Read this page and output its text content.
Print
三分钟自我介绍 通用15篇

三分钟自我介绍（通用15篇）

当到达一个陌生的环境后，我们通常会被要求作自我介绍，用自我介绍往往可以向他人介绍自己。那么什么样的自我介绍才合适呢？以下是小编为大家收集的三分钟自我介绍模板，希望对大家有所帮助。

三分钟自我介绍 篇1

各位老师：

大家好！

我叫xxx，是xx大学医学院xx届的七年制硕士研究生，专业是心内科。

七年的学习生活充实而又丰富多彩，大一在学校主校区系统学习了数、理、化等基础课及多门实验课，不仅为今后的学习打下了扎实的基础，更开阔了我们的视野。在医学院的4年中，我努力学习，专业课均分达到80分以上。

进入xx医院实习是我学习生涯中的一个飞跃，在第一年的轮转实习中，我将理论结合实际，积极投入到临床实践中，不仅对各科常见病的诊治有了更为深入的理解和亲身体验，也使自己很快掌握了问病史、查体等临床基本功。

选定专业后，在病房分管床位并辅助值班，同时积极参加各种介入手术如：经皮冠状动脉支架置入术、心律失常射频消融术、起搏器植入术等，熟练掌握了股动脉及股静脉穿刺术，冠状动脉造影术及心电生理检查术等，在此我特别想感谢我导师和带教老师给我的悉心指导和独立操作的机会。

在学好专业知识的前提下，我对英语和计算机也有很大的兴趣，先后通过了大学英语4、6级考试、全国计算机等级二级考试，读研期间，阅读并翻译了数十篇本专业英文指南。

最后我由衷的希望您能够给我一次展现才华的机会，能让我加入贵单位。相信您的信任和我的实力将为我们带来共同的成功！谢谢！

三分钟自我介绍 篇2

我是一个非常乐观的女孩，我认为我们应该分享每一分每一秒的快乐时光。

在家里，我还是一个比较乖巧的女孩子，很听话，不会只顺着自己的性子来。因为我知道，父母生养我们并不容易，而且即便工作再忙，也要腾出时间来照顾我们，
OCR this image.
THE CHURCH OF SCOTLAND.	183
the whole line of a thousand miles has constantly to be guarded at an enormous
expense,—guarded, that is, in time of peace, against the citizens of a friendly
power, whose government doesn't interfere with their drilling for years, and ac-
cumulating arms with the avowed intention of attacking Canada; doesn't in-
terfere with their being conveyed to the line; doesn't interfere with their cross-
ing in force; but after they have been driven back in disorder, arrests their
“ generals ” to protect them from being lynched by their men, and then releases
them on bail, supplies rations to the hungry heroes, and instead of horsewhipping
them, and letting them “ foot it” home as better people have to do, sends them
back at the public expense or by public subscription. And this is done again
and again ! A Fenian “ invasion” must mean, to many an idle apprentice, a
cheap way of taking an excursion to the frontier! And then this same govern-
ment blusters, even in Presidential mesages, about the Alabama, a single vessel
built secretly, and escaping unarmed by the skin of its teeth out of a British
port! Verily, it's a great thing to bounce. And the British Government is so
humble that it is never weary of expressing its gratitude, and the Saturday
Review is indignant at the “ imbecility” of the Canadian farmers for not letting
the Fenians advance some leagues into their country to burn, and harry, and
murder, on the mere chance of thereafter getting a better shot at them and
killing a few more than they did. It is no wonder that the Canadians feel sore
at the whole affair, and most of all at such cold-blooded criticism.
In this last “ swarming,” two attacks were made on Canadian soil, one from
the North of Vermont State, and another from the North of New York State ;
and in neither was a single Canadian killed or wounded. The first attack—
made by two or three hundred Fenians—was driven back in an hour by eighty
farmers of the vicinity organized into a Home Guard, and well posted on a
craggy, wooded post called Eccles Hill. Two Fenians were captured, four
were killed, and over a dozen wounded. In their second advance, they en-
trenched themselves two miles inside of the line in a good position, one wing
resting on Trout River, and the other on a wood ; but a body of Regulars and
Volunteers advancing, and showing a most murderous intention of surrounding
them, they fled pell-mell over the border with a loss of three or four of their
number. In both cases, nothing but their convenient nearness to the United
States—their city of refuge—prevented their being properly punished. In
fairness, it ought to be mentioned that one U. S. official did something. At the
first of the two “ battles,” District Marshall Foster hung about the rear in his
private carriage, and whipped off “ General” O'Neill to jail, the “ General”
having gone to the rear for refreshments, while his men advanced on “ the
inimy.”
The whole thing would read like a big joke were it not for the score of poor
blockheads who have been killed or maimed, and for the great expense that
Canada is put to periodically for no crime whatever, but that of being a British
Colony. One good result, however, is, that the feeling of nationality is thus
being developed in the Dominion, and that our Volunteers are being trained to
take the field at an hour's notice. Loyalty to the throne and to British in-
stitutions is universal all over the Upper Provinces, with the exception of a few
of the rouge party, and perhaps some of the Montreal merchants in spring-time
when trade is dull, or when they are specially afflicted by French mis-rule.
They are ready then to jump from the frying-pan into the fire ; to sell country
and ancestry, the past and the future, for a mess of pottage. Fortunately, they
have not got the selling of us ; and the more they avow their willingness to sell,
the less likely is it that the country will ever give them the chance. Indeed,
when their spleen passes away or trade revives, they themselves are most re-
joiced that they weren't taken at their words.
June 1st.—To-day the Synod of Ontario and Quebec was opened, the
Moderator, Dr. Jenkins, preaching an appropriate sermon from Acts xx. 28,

****************

*Written exercise:*
Check each line of the records for the word "doesn" and extract those that contain it.

*Answer to this problem:*
power, whose government doesn't interfere with their drilling for years, and ac-
cumulating arms with the avowed intention of attacking Canada; doesn't in-
terfere with their being conveyed to the line; doesn't interfere with their cross-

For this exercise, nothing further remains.